» EXERCISE AIM
Can the data below be echoed back word for word?

» DATASET EXTRACT
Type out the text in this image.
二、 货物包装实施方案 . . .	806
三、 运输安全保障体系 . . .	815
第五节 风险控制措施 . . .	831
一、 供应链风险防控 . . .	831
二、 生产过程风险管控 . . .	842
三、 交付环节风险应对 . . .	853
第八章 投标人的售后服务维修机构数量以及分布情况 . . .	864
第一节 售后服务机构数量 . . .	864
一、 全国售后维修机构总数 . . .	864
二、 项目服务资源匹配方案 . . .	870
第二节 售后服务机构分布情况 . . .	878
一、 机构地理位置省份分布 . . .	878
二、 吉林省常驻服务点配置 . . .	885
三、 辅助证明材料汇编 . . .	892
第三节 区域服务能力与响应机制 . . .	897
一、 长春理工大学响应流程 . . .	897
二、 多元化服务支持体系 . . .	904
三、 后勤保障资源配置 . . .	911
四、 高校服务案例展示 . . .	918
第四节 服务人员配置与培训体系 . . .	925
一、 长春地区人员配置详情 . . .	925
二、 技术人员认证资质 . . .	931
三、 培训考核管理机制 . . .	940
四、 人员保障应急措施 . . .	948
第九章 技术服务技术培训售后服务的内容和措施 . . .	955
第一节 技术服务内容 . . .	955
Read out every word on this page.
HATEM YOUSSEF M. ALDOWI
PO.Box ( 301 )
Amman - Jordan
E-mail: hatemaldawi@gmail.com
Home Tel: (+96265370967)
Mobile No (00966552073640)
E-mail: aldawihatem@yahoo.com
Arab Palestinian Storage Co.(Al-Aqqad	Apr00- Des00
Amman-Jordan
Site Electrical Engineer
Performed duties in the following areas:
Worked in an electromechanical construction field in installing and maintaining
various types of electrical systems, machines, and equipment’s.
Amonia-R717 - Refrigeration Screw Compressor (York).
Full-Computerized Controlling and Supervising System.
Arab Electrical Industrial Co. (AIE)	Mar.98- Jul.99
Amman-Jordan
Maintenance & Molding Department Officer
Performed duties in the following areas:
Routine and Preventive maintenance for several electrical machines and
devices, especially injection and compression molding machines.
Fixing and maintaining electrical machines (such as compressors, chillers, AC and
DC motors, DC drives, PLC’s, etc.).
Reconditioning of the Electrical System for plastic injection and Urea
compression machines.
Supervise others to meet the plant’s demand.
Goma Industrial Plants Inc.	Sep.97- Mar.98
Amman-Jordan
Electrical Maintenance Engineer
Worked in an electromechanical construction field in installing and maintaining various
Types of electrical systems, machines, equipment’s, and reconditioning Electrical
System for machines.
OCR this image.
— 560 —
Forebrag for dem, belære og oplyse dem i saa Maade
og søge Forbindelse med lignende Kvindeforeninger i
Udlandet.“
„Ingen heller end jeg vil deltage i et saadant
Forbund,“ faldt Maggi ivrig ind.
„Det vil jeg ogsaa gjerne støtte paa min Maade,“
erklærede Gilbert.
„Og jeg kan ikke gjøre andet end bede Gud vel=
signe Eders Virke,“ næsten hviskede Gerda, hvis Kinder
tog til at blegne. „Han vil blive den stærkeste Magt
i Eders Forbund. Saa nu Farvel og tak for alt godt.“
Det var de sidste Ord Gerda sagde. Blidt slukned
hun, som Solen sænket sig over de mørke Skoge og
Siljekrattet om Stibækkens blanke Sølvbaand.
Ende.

» RESPONSE
Type out the text in this image.
二、 货物包装实施方案 . . .	806
三、 运输安全保障体系 . . .	815
第五节 风险控制措施 . . .	831
一、 供应链风险防控 . . .	831
二、 生产过程风险管控 . . .	842
三、 交付环节风险应对 . . .	853
第八章 投标人的售后服务维修机构数量以及分布情况 . . .	864
第一节 售后服务机构数量 . . .	864
一、 全国售后维修机构总数 . . .	864
二、 项目服务资源匹配方案 . . .	870
第二节 售后服务机构分布情况 . . .	878
一、 机构地理位置省份分布 . . .	878
二、 吉林省常驻服务点配置 . . .	885
三、 辅助证明材料汇编 . . .	892
第三节 区域服务能力与响应机制 . . .	897
一、 长春理工大学响应流程 . . .	897
二、 多元化服务支持体系 . . .	904
三、 后勤保障资源配置 . . .	911
四、 高校服务案例展示 . . .	918
第四节 服务人员配置与培训体系 . . .	925
一、 长春地区人员配置详情 . . .	925
二、 技术人员认证资质 . . .	931
三、 培训考核管理机制 . . .	940
四、 人员保障应急措施 . . .	948
第九章 技术服务技术培训售后服务的内容和措施 . . .	955
第一节 技术服务内容 . . .	955
Read out every word on this page.
HATEM YOUSSEF M. ALDOWI
PO.Box ( 301 )
Amman - Jordan
E-mail: hatemaldawi@gmail.com
Home Tel: (+96265370967)
Mobile No (00966552073640)
E-mail: aldawihatem@yahoo.com
Arab Palestinian Storage Co.(Al-Aqqad	Apr00- Des00
Amman-Jordan
Site Electrical Engineer
Performed duties in the following areas:
Worked in an electromechanical construction field in installing and maintaining
various types of electrical systems, machines, and equipment’s.
Amonia-R717 - Refrigeration Screw Compressor (York).
Full-Computerized Controlling and Supervising System.
Arab Electrical Industrial Co. (AIE)	Mar.98- Jul.99
Amman-Jordan
Maintenance & Molding Department Officer
Performed duties in the following areas:
Routine and Preventive maintenance for several electrical machines and
devices, especially injection and compression molding machines.
Fixing and maintaining electrical machines (such as compressors, chillers, AC and
DC motors, DC drives, PLC’s, etc.).
Reconditioning of the Electrical System for plastic injection and Urea
compression machines.
Supervise others to meet the plant’s demand.
Goma Industrial Plants Inc.	Sep.97- Mar.98
Amman-Jordan
Electrical Maintenance Engineer
Worked in an electromechanical construction field in installing and maintaining various
Types of electrical systems, machines, equipment’s, and reconditioning Electrical
System for machines.
OCR this image.
— 560 —
Forebrag for dem, belære og oplyse dem i saa Maade
og søge Forbindelse med lignende Kvindeforeninger i
Udlandet.“
„Ingen heller end jeg vil deltage i et saadant
Forbund,“ faldt Maggi ivrig ind.
„Det vil jeg ogsaa gjerne støtte paa min Maade,“
erklærede Gilbert.
„Og jeg kan ikke gjøre andet end bede Gud vel=
signe Eders Virke,“ næsten hviskede Gerda, hvis Kinder
tog til at blegne. „Han vil blive den stærkeste Magt
i Eders Forbund. Saa nu Farvel og tak for alt godt.“
Det var de sidste Ord Gerda sagde. Blidt slukned
hun, som Solen sænket sig over de mørke Skoge og
Siljekrattet om Stibækkens blanke Sølvbaand.
Ende.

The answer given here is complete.